**Task description**
For every line in the data below that contains "decoding", copy the line.

== Data section ==

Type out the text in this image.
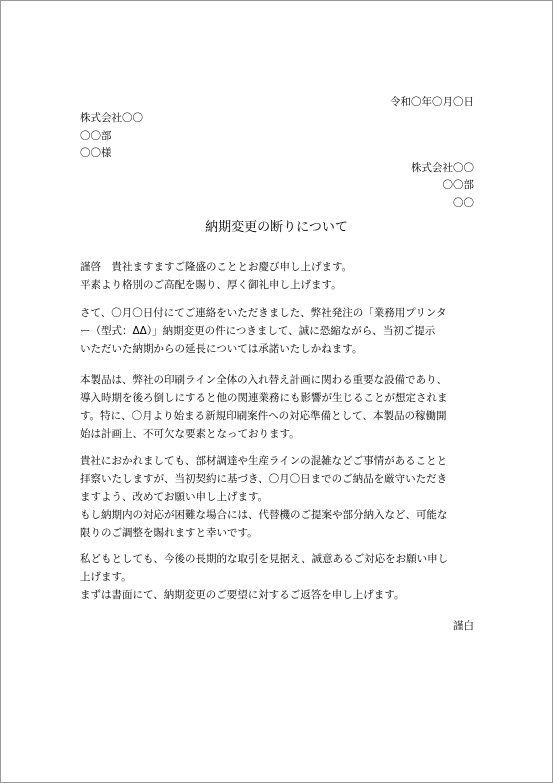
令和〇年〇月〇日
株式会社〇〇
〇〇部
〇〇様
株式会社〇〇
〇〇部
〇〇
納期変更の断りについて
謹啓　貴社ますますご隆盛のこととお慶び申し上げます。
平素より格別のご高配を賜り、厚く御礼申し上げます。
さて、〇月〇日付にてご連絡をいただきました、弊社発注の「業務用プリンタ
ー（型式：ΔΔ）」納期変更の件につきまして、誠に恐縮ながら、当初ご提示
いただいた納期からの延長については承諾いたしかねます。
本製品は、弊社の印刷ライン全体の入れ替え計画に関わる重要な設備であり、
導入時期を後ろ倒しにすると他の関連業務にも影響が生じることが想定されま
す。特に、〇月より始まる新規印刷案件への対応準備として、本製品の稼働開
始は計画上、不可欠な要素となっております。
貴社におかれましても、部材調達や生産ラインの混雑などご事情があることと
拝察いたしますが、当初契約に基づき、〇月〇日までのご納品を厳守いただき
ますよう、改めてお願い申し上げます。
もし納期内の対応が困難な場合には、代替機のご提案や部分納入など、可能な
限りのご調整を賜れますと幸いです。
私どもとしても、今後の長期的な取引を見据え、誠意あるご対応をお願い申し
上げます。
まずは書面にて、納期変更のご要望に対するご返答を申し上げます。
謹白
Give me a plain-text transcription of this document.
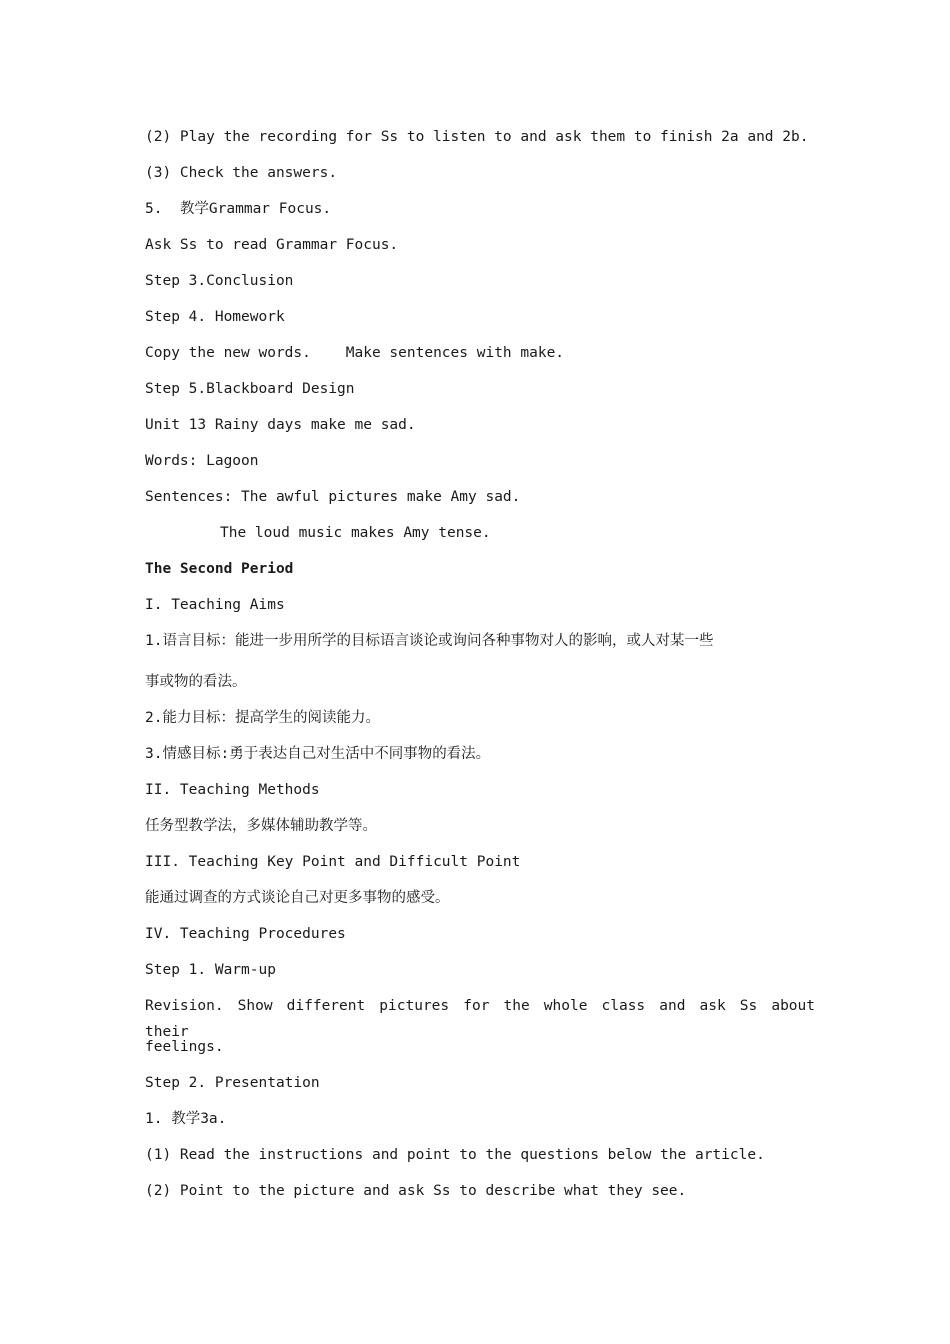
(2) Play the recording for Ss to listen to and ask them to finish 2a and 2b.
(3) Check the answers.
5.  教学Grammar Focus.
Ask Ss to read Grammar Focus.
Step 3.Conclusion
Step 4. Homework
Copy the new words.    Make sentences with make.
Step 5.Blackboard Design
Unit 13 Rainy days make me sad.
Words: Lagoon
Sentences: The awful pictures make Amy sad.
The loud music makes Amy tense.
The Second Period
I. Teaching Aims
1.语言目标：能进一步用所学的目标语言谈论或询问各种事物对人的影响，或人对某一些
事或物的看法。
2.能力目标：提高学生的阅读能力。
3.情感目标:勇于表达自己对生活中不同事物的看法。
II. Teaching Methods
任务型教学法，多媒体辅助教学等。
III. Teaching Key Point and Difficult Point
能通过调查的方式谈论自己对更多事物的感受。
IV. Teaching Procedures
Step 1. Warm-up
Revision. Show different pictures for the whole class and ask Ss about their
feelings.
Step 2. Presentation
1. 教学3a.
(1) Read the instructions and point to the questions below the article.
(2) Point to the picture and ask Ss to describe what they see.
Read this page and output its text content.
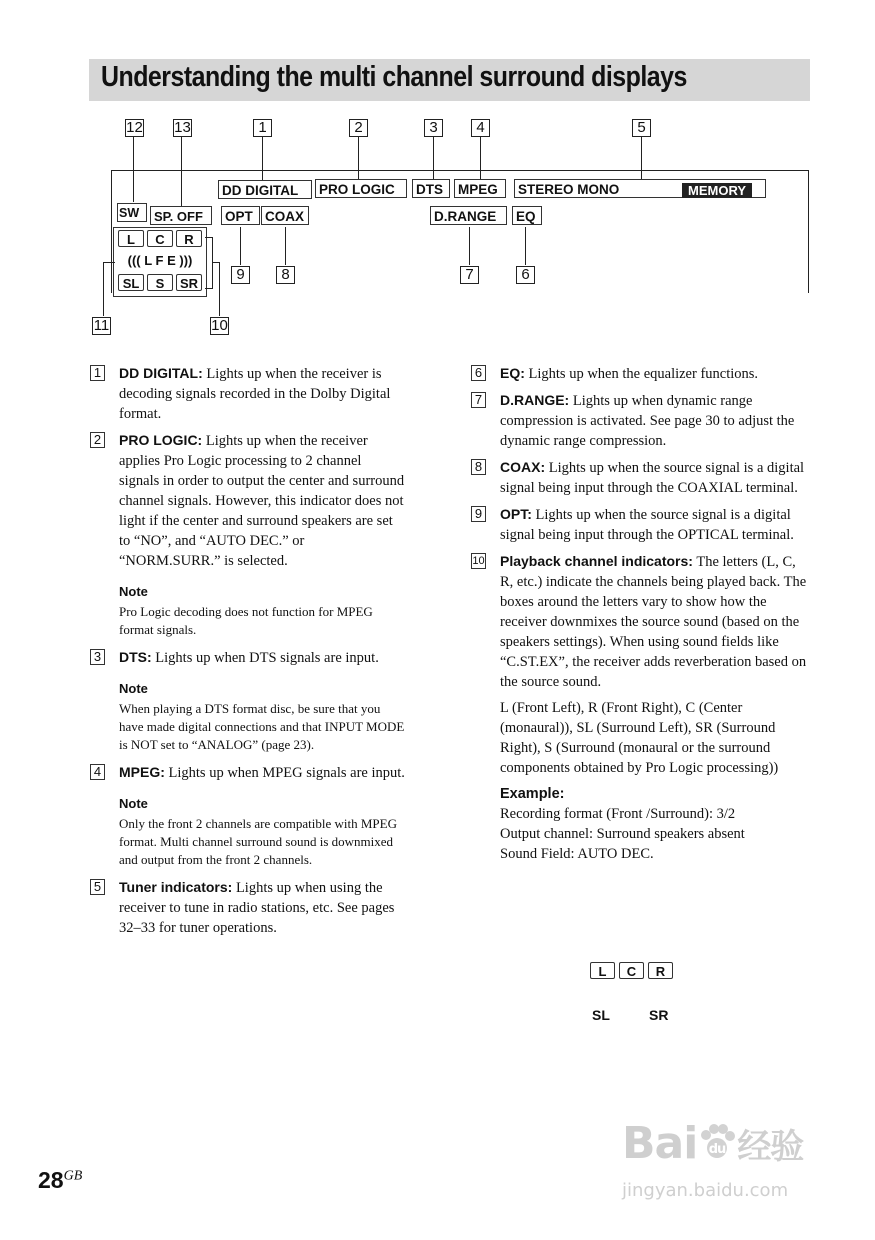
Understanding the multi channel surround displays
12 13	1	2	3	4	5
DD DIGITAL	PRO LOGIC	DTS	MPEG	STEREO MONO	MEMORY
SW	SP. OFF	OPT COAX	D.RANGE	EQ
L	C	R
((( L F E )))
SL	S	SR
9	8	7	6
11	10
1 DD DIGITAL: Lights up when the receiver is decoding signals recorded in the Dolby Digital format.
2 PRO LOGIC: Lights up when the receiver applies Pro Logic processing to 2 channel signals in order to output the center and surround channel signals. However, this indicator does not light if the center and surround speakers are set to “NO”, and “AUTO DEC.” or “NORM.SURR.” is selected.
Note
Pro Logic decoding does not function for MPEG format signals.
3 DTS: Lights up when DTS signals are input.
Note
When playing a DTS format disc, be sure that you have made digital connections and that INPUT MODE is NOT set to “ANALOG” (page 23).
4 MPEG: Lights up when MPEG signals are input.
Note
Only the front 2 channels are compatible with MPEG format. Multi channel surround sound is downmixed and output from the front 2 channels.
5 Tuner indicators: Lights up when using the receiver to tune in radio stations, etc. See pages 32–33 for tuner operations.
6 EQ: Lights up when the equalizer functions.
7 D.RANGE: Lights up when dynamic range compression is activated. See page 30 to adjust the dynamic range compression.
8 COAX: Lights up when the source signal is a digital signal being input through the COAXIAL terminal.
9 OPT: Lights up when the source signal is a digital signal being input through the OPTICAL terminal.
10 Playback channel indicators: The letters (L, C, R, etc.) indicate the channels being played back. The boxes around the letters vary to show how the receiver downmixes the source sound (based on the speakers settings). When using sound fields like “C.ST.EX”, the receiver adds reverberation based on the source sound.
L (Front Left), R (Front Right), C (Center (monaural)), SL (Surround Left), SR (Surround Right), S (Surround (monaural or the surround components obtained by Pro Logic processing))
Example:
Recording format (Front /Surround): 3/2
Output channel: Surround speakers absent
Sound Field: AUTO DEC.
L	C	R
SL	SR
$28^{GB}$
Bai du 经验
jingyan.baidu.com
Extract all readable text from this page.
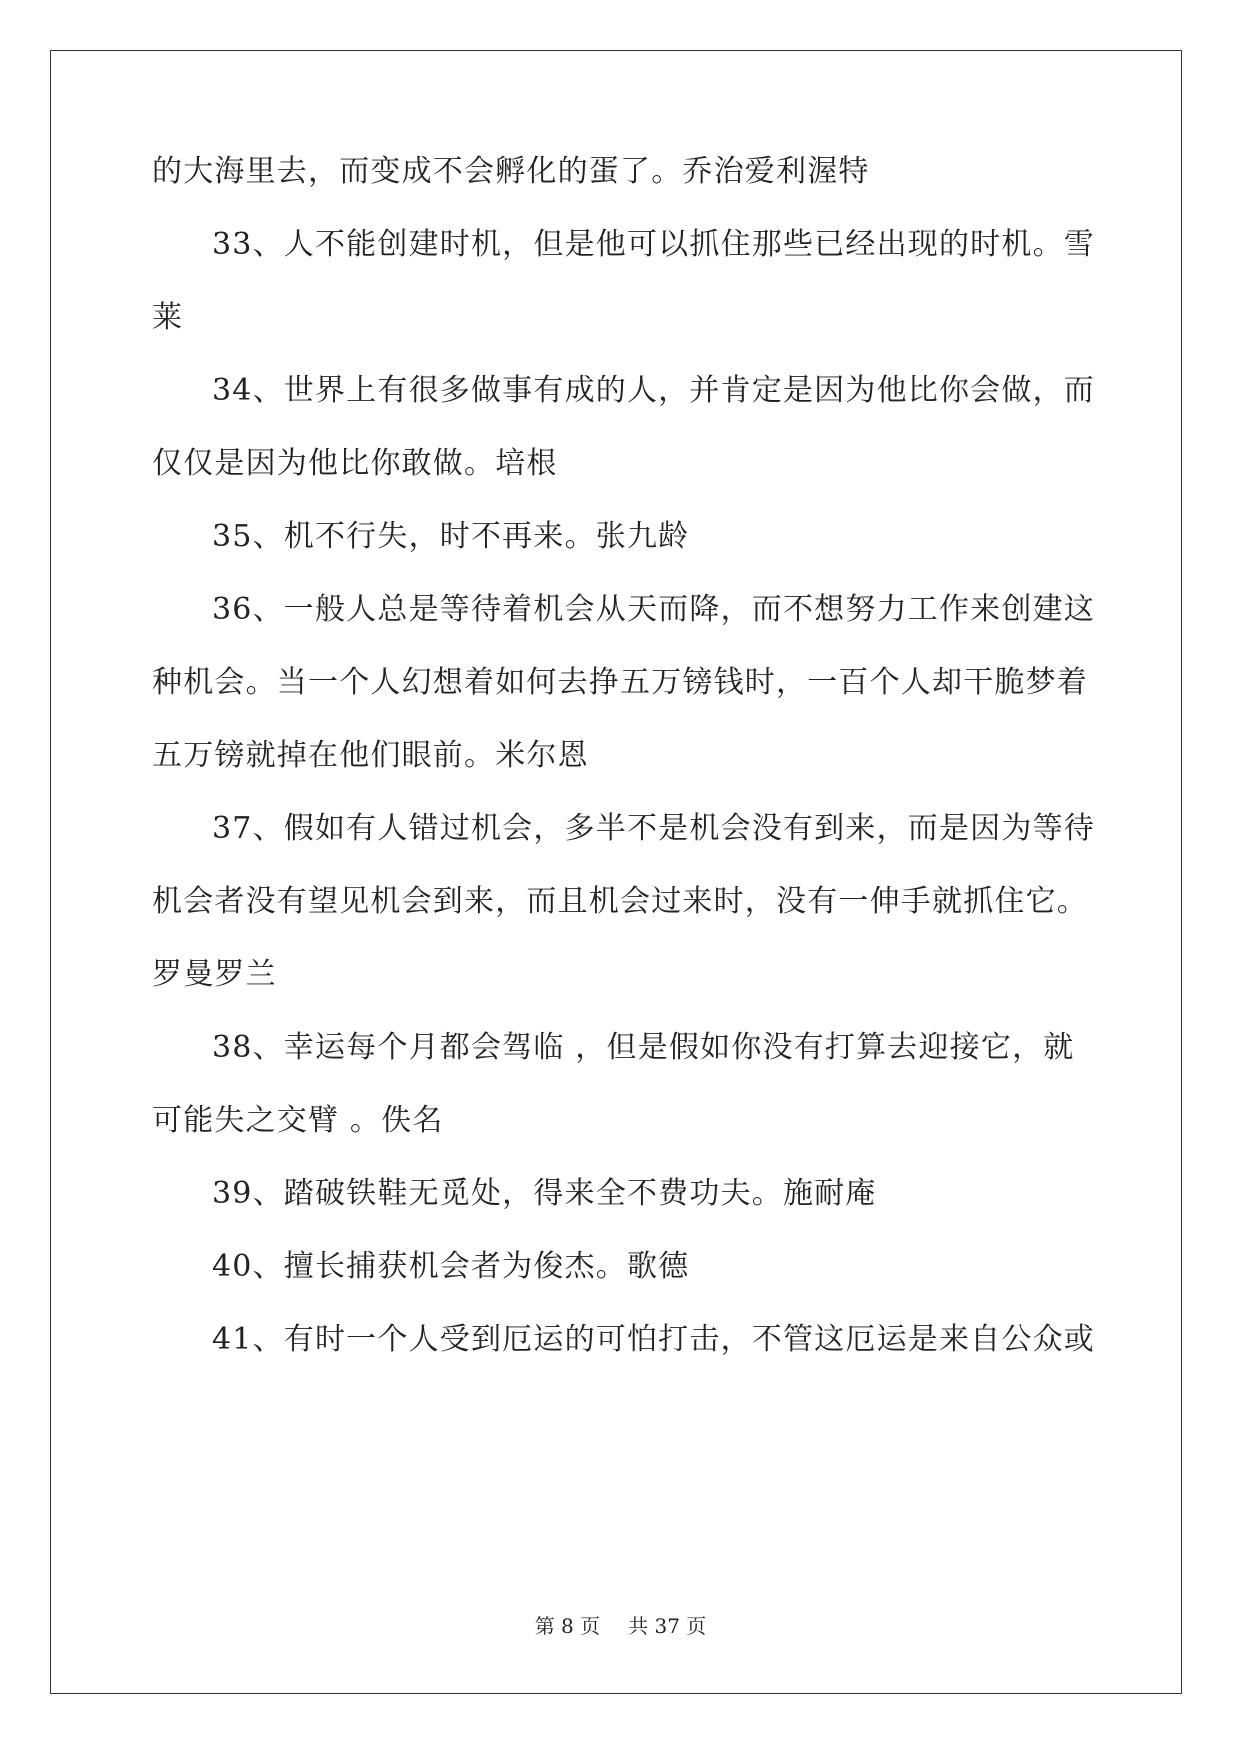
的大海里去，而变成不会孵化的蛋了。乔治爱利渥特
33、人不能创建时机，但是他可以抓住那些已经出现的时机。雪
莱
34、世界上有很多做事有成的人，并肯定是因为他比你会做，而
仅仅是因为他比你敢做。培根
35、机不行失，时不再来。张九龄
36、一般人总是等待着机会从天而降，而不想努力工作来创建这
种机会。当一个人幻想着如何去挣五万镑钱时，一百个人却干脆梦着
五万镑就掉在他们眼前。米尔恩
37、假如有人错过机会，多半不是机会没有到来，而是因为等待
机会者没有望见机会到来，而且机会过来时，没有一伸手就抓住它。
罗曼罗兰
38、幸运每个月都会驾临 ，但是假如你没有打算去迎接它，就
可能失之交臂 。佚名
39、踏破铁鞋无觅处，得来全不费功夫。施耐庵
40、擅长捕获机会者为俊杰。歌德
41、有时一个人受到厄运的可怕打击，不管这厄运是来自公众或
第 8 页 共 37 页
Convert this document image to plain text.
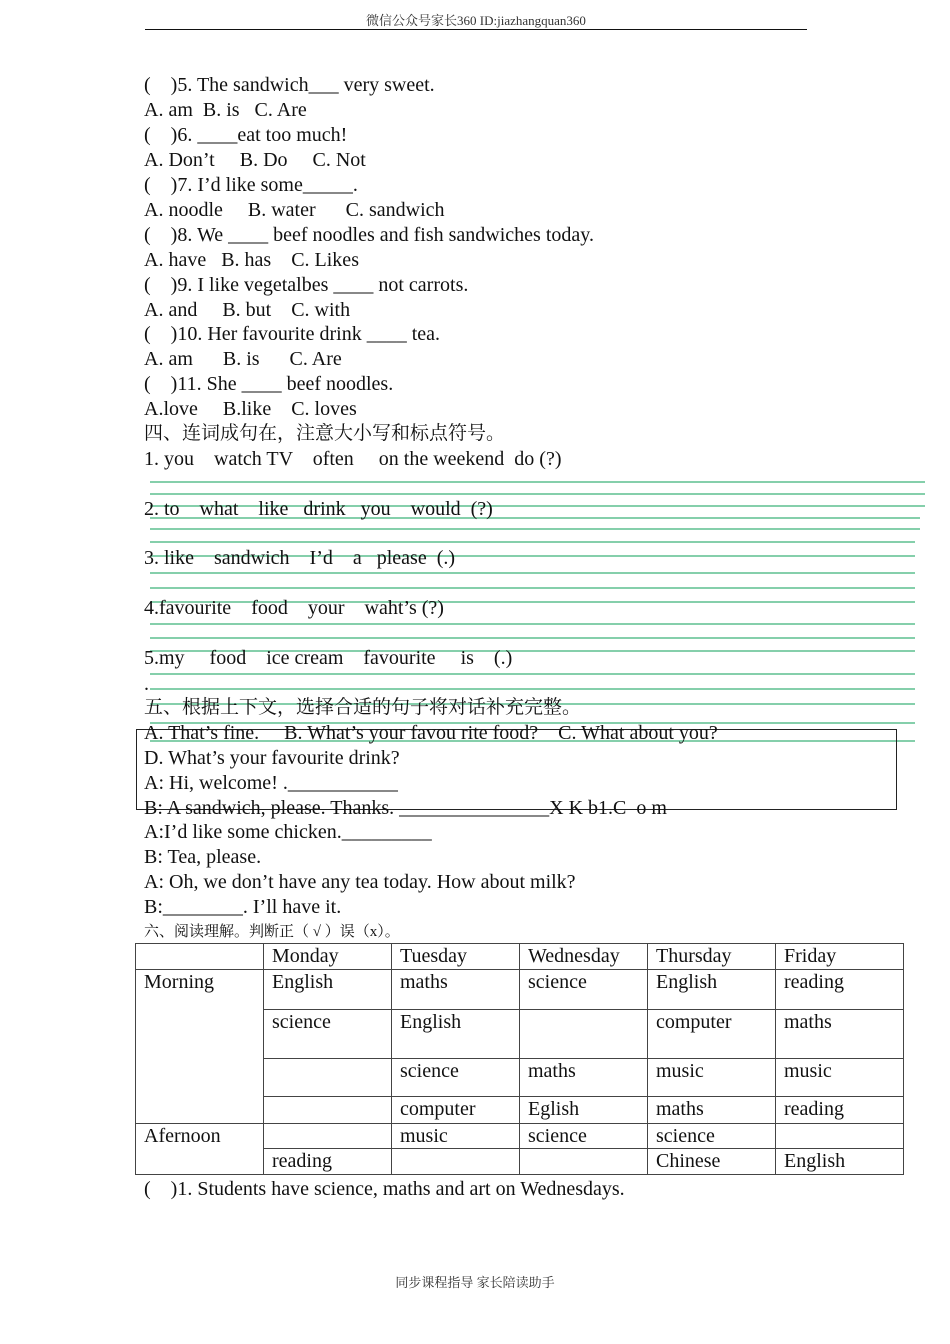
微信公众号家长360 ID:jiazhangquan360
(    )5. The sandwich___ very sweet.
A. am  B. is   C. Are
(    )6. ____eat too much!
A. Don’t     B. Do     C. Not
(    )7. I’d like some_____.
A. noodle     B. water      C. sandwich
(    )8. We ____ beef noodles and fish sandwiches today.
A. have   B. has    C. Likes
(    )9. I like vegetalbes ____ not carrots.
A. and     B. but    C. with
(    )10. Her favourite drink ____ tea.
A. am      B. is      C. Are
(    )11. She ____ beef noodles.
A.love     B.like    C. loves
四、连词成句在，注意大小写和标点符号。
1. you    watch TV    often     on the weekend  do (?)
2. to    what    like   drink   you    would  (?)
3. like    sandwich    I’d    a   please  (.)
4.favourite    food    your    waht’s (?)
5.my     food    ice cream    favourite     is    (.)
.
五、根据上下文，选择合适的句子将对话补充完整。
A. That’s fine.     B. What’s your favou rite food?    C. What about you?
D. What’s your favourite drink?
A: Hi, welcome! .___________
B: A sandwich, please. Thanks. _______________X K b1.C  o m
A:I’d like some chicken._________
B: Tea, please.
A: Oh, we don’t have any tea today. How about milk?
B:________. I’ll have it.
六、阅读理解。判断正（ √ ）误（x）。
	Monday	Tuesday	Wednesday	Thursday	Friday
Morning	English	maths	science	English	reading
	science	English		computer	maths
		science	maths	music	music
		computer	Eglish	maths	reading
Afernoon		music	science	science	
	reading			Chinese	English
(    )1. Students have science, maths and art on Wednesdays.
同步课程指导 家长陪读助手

===

**Exercise output**
1 DD DIGITAL: Lights up when the receiver is decoding signals recorded in the Dolby Digital format.
Pro Logic decoding does not function for MPEG format signals.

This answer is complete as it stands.